━━ Exercise data
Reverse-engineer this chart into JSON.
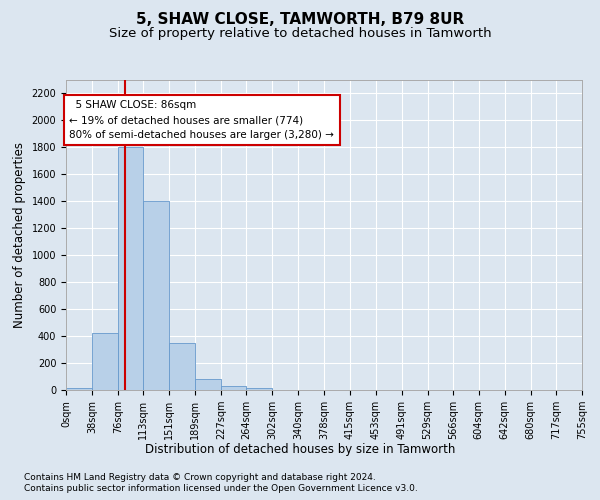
{
  "title": "5, SHAW CLOSE, TAMWORTH, B79 8UR",
  "subtitle": "Size of property relative to detached houses in Tamworth",
  "xlabel": "Distribution of detached houses by size in Tamworth",
  "ylabel": "Number of detached properties",
  "footer_line1": "Contains HM Land Registry data © Crown copyright and database right 2024.",
  "footer_line2": "Contains public sector information licensed under the Open Government Licence v3.0.",
  "bin_edges": [
    0,
    38,
    76,
    113,
    151,
    189,
    227,
    264,
    302,
    340,
    378,
    415,
    453,
    491,
    529,
    566,
    604,
    642,
    680,
    717,
    755
  ],
  "bar_heights": [
    15,
    420,
    1800,
    1400,
    350,
    80,
    30,
    15,
    0,
    0,
    0,
    0,
    0,
    0,
    0,
    0,
    0,
    0,
    0,
    0
  ],
  "property_size": 86,
  "bar_color": "#b8d0e8",
  "bar_edgecolor": "#6699cc",
  "vline_color": "#cc0000",
  "annotation_text": "  5 SHAW CLOSE: 86sqm\n← 19% of detached houses are smaller (774)\n80% of semi-detached houses are larger (3,280) →",
  "annotation_box_edgecolor": "#cc0000",
  "annotation_box_facecolor": "#ffffff",
  "ylim": [
    0,
    2300
  ],
  "yticks": [
    0,
    200,
    400,
    600,
    800,
    1000,
    1200,
    1400,
    1600,
    1800,
    2000,
    2200
  ],
  "background_color": "#dce6f0",
  "grid_color": "#ffffff",
  "title_fontsize": 11,
  "subtitle_fontsize": 9.5,
  "axis_label_fontsize": 8.5,
  "tick_fontsize": 7,
  "footer_fontsize": 6.5
}
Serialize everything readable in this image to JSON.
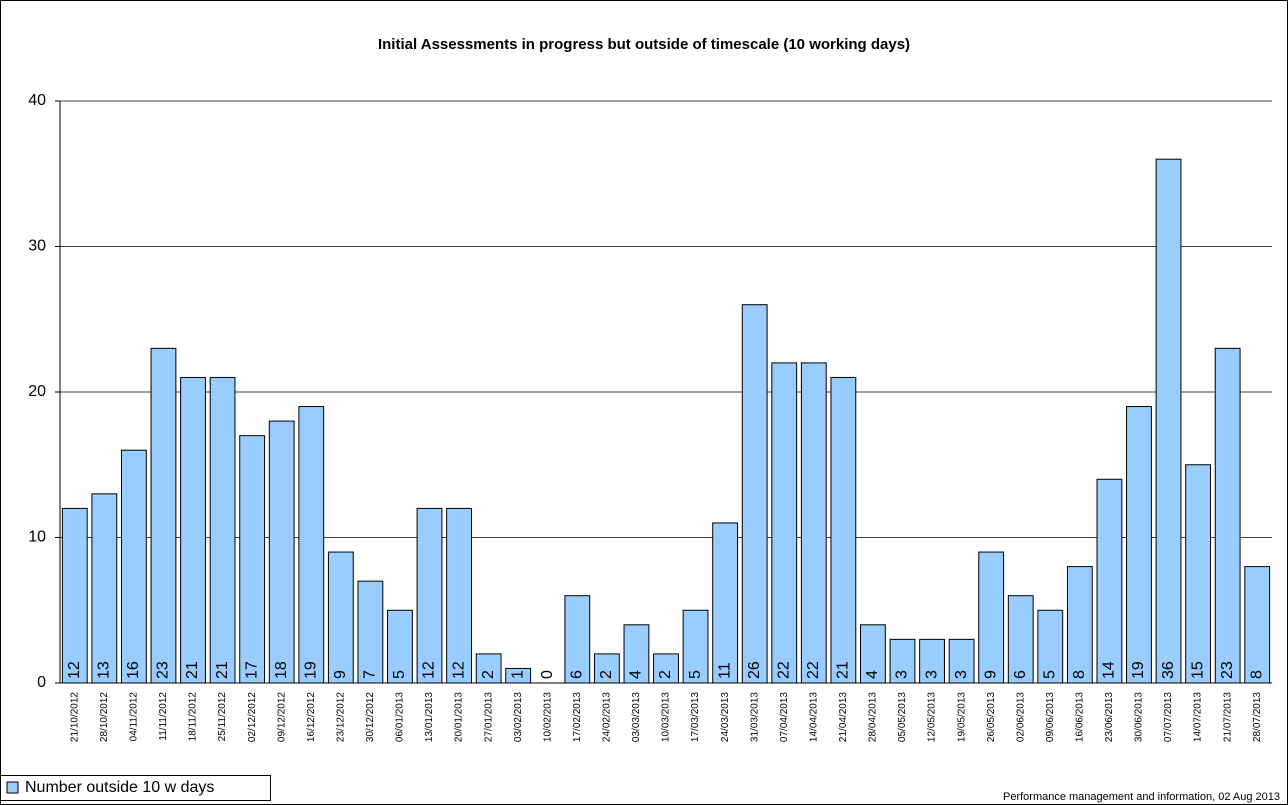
{
  "chart_data": {
    "type": "bar",
    "title": "Initial Assessments in progress but outside of timescale (10 working days)",
    "categories": [
      "21/10/2012",
      "28/10/2012",
      "04/11/2012",
      "11/11/2012",
      "18/11/2012",
      "25/11/2012",
      "02/12/2012",
      "09/12/2012",
      "16/12/2012",
      "23/12/2012",
      "30/12/2012",
      "06/01/2013",
      "13/01/2013",
      "20/01/2013",
      "27/01/2013",
      "03/02/2013",
      "10/02/2013",
      "17/02/2013",
      "24/02/2013",
      "03/03/2013",
      "10/03/2013",
      "17/03/2013",
      "24/03/2013",
      "31/03/2013",
      "07/04/2013",
      "14/04/2013",
      "21/04/2013",
      "28/04/2013",
      "05/05/2013",
      "12/05/2013",
      "19/05/2013",
      "26/05/2013",
      "02/06/2013",
      "09/06/2013",
      "16/06/2013",
      "23/06/2013",
      "30/06/2013",
      "07/07/2013",
      "14/07/2013",
      "21/07/2013",
      "28/07/2013"
    ],
    "series": [
      {
        "name": "Number outside 10 w days",
        "color": "#99ccff",
        "values": [
          12,
          13,
          16,
          23,
          21,
          21,
          17,
          18,
          19,
          9,
          7,
          5,
          12,
          12,
          2,
          1,
          0,
          6,
          2,
          4,
          2,
          5,
          11,
          26,
          22,
          22,
          21,
          4,
          3,
          3,
          3,
          9,
          6,
          5,
          8,
          14,
          19,
          36,
          15,
          23,
          8
        ]
      }
    ],
    "ylim": [
      0,
      40
    ],
    "yticks": [
      0,
      10,
      20,
      30,
      40
    ],
    "grid": true,
    "footnote": "Performance management and information, 02 Aug 2013"
  }
}
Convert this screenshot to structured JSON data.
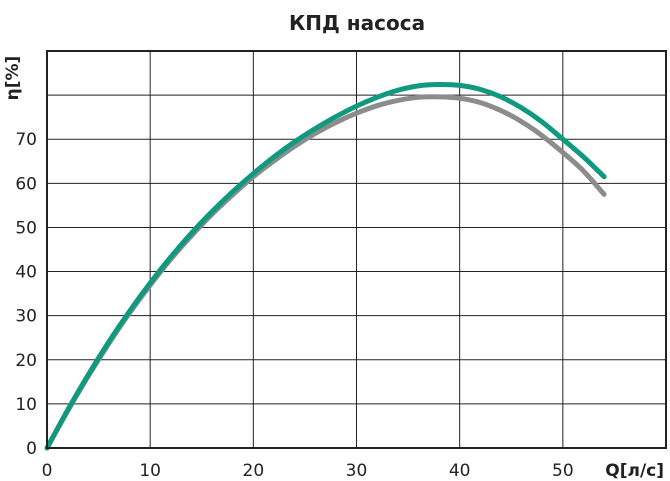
{
  "chart_data": {
    "type": "line",
    "title": "КПД насоса",
    "xlabel": "Q[л/с]",
    "ylabel": "η[%]",
    "xlim": [
      0,
      60
    ],
    "ylim": [
      0,
      90
    ],
    "x_ticks": [
      0,
      10,
      20,
      30,
      40,
      50
    ],
    "y_ticks": [
      0,
      10,
      20,
      30,
      40,
      50,
      60,
      70
    ],
    "grid": true,
    "legend": "none",
    "series": [
      {
        "color": "#0f9a80",
        "x": [
          0,
          2,
          4,
          6,
          8,
          10,
          12,
          14,
          16,
          18,
          20,
          22,
          24,
          26,
          28,
          30,
          32,
          34,
          36,
          38,
          40,
          42,
          44,
          46,
          48,
          50,
          52,
          54
        ],
        "y": [
          0,
          8.6,
          16.6,
          24.1,
          31.0,
          37.4,
          43.3,
          48.7,
          53.6,
          58.1,
          62.2,
          66.0,
          69.4,
          72.4,
          75.1,
          77.5,
          79.5,
          81.1,
          82.1,
          82.4,
          82.2,
          81.3,
          79.6,
          77.1,
          73.9,
          70.0,
          66.0,
          61.5
        ]
      },
      {
        "color": "#8c8c8c",
        "x": [
          0,
          2,
          4,
          6,
          8,
          10,
          12,
          14,
          16,
          18,
          20,
          22,
          24,
          26,
          28,
          30,
          32,
          34,
          36,
          38,
          40,
          42,
          44,
          46,
          48,
          50,
          52,
          54
        ],
        "y": [
          0,
          8.4,
          16.3,
          23.7,
          30.6,
          36.9,
          42.8,
          48.1,
          53.0,
          57.4,
          61.5,
          65.1,
          68.4,
          71.3,
          73.8,
          75.9,
          77.6,
          78.8,
          79.5,
          79.6,
          79.3,
          78.3,
          76.5,
          74.0,
          70.8,
          67.0,
          62.8,
          57.5
        ]
      }
    ]
  }
}
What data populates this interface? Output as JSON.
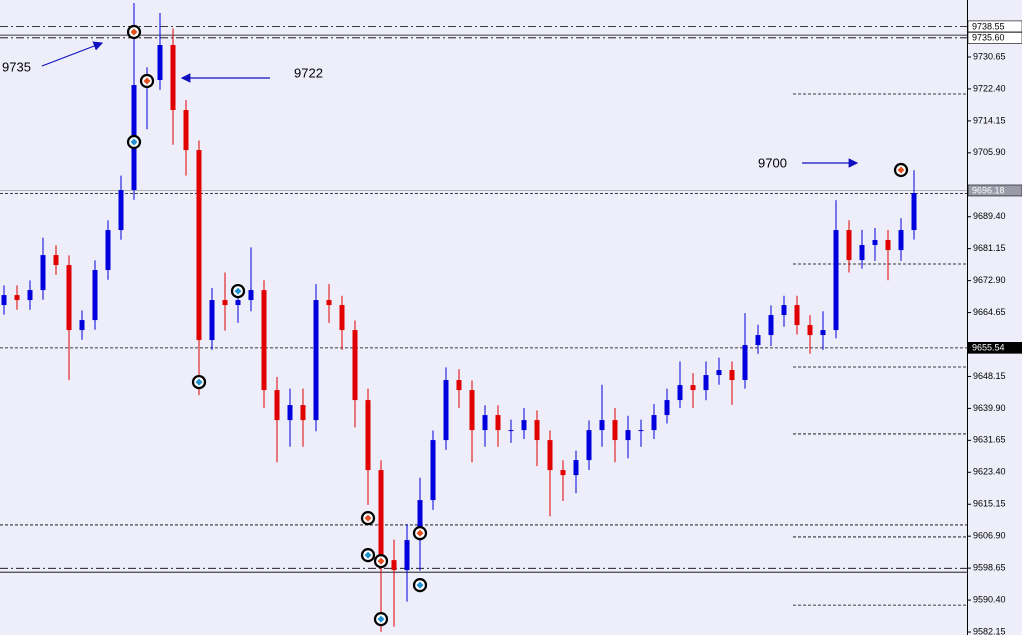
{
  "chart_data": {
    "type": "candlestick",
    "ylim": [
      9581.38,
      9745.37
    ],
    "yticks": [
      9738.55,
      {
        "value": 9735.6,
        "label": "9735.60"
      },
      9730.65,
      {
        "value": 9722.4,
        "label": "9722.40"
      },
      9714.15,
      {
        "value": 9705.9,
        "label": "9705.90"
      },
      {
        "value": 9689.4,
        "label": "9689.40"
      },
      9681.15,
      {
        "value": 9672.9,
        "label": "9672.90"
      },
      9664.65,
      9648.15,
      {
        "value": 9639.9,
        "label": "9639.90"
      },
      9631.65,
      {
        "value": 9623.4,
        "label": "9623.40"
      },
      9615.15,
      {
        "value": 9606.9,
        "label": "9606.90"
      },
      9598.65,
      {
        "value": 9590.4,
        "label": "9590.40"
      },
      9582.15
    ],
    "up_color": "#0000dc",
    "down_color": "#e00000",
    "open": [
      9666.59,
      9669.17,
      9667.88,
      9670.46,
      9679.5,
      9676.92,
      9660.13,
      9662.71,
      9675.63,
      9685.96,
      9696.29,
      9723.41,
      9724.71,
      9733.75,
      9716.96,
      9706.62,
      9657.55,
      9667.88,
      9666.59,
      9667.88,
      9670.46,
      9644.63,
      9636.88,
      9640.76,
      9636.88,
      9667.88,
      9666.59,
      9660.13,
      9642.05,
      9623.97,
      9600.72,
      9598.14,
      9605.89,
      9616.22,
      9631.72,
      9647.22,
      9644.63,
      9634.3,
      9638.18,
      9634.3,
      9634.3,
      9636.88,
      9631.72,
      9623.97,
      9622.68,
      9626.55,
      9634.3,
      9636.88,
      9631.72,
      9634.3,
      9634.3,
      9638.18,
      9642.05,
      9645.92,
      9644.63,
      9648.51,
      9649.8,
      9647.22,
      9656.26,
      9658.84,
      9664.01,
      9666.59,
      9661.42,
      9658.84,
      9660.13,
      9685.96,
      9678.21,
      9682.09,
      9683.38,
      9680.79,
      9685.96
    ],
    "high": [
      9671.67,
      9671.67,
      9672.96,
      9684.0,
      9682.0,
      9679.42,
      9665.21,
      9678.13,
      9688.46,
      9700.0,
      9744.6,
      9728.0,
      9742.0,
      9738.0,
      9719.5,
      9709.1,
      9671.0,
      9675.0,
      9671.0,
      9681.5,
      9673.0,
      9648.0,
      9645.0,
      9645.0,
      9672.0,
      9672.0,
      9669.0,
      9662.6,
      9645.0,
      9626.5,
      9606.0,
      9610.0,
      9622.0,
      9634.2,
      9650.5,
      9650.0,
      9647.1,
      9640.7,
      9640.7,
      9637.0,
      9640.0,
      9639.4,
      9634.2,
      9626.5,
      9629.0,
      9636.8,
      9646.0,
      9640.0,
      9638.0,
      9637.0,
      9641.0,
      9645.0,
      9652.0,
      9649.0,
      9652.0,
      9653.0,
      9652.0,
      9664.5,
      9661.5,
      9666.5,
      9669.0,
      9669.0,
      9664.0,
      9665.0,
      9693.7,
      9688.5,
      9686.0,
      9686.5,
      9686.0,
      9689.0,
      9701.4
    ],
    "low": [
      9664.09,
      9665.38,
      9665.38,
      9667.96,
      9674.42,
      9647.2,
      9657.63,
      9660.21,
      9673.13,
      9683.46,
      9693.8,
      9712.0,
      9722.2,
      9708.0,
      9700.0,
      9643.3,
      9655.0,
      9660.0,
      9662.0,
      9665.0,
      9640.0,
      9626.0,
      9630.0,
      9630.0,
      9634.0,
      9662.0,
      9655.0,
      9635.0,
      9615.0,
      9582.2,
      9583.5,
      9590.0,
      9598.0,
      9613.7,
      9629.2,
      9640.0,
      9626.0,
      9630.0,
      9630.0,
      9631.0,
      9632.0,
      9625.0,
      9612.0,
      9616.0,
      9618.0,
      9624.0,
      9630.0,
      9626.0,
      9627.0,
      9630.0,
      9632.0,
      9636.0,
      9640.0,
      9640.0,
      9642.0,
      9646.0,
      9640.8,
      9645.0,
      9654.0,
      9656.0,
      9661.0,
      9659.0,
      9654.0,
      9655.0,
      9658.0,
      9675.0,
      9676.0,
      9678.0,
      9673.0,
      9678.0,
      9683.5
    ],
    "close": [
      9669.17,
      9667.88,
      9670.46,
      9679.5,
      9676.92,
      9660.13,
      9662.71,
      9675.63,
      9685.96,
      9696.29,
      9723.41,
      9724.71,
      9733.75,
      9716.96,
      9706.62,
      9657.55,
      9667.88,
      9666.59,
      9667.88,
      9670.46,
      9644.63,
      9636.88,
      9640.76,
      9636.88,
      9667.88,
      9666.59,
      9660.13,
      9642.05,
      9623.97,
      9600.72,
      9598.14,
      9605.89,
      9616.22,
      9631.72,
      9647.22,
      9644.63,
      9634.3,
      9638.18,
      9634.3,
      9634.3,
      9636.88,
      9631.72,
      9623.97,
      9622.68,
      9626.55,
      9634.3,
      9636.88,
      9631.72,
      9634.3,
      9634.3,
      9638.18,
      9642.05,
      9645.92,
      9644.63,
      9648.51,
      9649.8,
      9647.22,
      9656.26,
      9658.84,
      9664.01,
      9666.59,
      9661.42,
      9658.84,
      9660.13,
      9685.96,
      9678.21,
      9682.09,
      9683.38,
      9680.79,
      9685.96,
      9695.52
    ],
    "levels": [
      {
        "value": 9738.55,
        "label": "9738.55",
        "style": "dashdot",
        "box": "light"
      },
      {
        "value": 9735.6,
        "label": "9735.60",
        "style": "dashdot",
        "box": "light"
      },
      {
        "value": 9696.18,
        "label": "9696.18",
        "style": "solid",
        "box": "grey"
      },
      {
        "value": 9655.54,
        "label": "9655.54",
        "style": "dashed",
        "box": "dark"
      }
    ],
    "lines": [
      {
        "value": 9736.3,
        "style": "solid"
      },
      {
        "value": 9695.4,
        "style": "dashed"
      },
      {
        "value": 9609.8,
        "style": "dashed"
      },
      {
        "value": 9598.6,
        "style": "dashdot"
      },
      {
        "value": 9597.6,
        "style": "solid"
      }
    ],
    "short_lines": [
      9721.1,
      9677.2,
      9650.6,
      9633.3,
      9606.7,
      9589.1
    ],
    "signals": [
      {
        "index": 10,
        "price": 9737.1,
        "kind": "sell"
      },
      {
        "index": 11,
        "price": 9724.45,
        "kind": "sell"
      },
      {
        "index": 28,
        "price": 9611.57,
        "kind": "sell"
      },
      {
        "index": 29,
        "price": 9600.46,
        "kind": "sell"
      },
      {
        "index": 32,
        "price": 9607.69,
        "kind": "sell"
      },
      {
        "index": 69,
        "price": 9701.46,
        "kind": "sell"
      },
      {
        "index": 10,
        "price": 9708.69,
        "kind": "buy"
      },
      {
        "index": 15,
        "price": 9646.7,
        "kind": "buy"
      },
      {
        "index": 18,
        "price": 9670.2,
        "kind": "buy"
      },
      {
        "index": 28,
        "price": 9602.01,
        "kind": "buy"
      },
      {
        "index": 29,
        "price": 9585.48,
        "kind": "buy"
      },
      {
        "index": 32,
        "price": 9594.26,
        "kind": "buy"
      }
    ],
    "annotations": [
      "9735",
      "9722",
      "9700"
    ]
  }
}
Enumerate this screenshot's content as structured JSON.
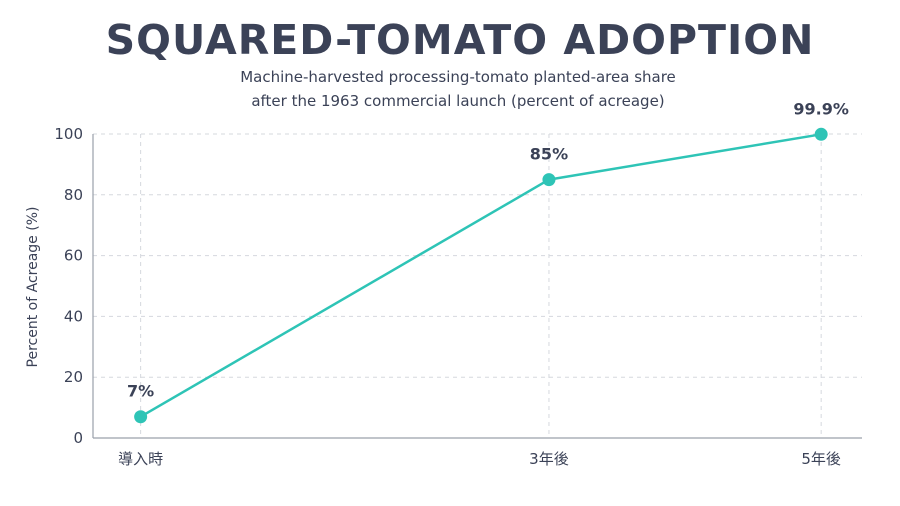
{
  "chart_data": {
    "type": "line",
    "title": "SQUARED-TOMATO ADOPTION",
    "subtitle_lines": [
      "Machine-harvested processing-tomato planted-area share",
      "after the 1963 commercial launch (percent of acreage)"
    ],
    "xlabel": "",
    "ylabel": "Percent of Acreage (%)",
    "categories": [
      "導入時",
      "3年後",
      "5年後"
    ],
    "x_positions": [
      0,
      3,
      5
    ],
    "series": [
      {
        "values": [
          7,
          85,
          99.9
        ]
      }
    ],
    "data_labels": [
      "7%",
      "85%",
      "99.9%"
    ],
    "ylim": [
      0,
      100
    ],
    "yticks": [
      0,
      20,
      40,
      60,
      80,
      100
    ],
    "grid": true,
    "legend": "none",
    "colors": {
      "line": "#2ec4b6",
      "text": "#3b4257",
      "grid": "#d5d8de"
    }
  }
}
━━━━
== What you should do ==
Pictures are not part of the copy; reproduce exactly and only the lines from the line containing "Enumerate this screenshot's" through the end of the listing.

== Solution below ==
Enumerate this screenshot's content as structured JSON.
{
  "chart_data": {
    "type": "line",
    "title": "SQUARED-TOMATO ADOPTION",
    "subtitle_lines": [
      "Machine-harvested processing-tomato planted-area share",
      "after the 1963 commercial launch (percent of acreage)"
    ],
    "xlabel": "",
    "ylabel": "Percent of Acreage (%)",
    "categories": [
      "導入時",
      "3年後",
      "5年後"
    ],
    "x_positions": [
      0,
      3,
      5
    ],
    "series": [
      {
        "values": [
          7,
          85,
          99.9
        ]
      }
    ],
    "data_labels": [
      "7%",
      "85%",
      "99.9%"
    ],
    "ylim": [
      0,
      100
    ],
    "yticks": [
      0,
      20,
      40,
      60,
      80,
      100
    ],
    "grid": true,
    "legend": "none",
    "colors": {
      "line": "#2ec4b6",
      "text": "#3b4257",
      "grid": "#d5d8de"
    }
  }
}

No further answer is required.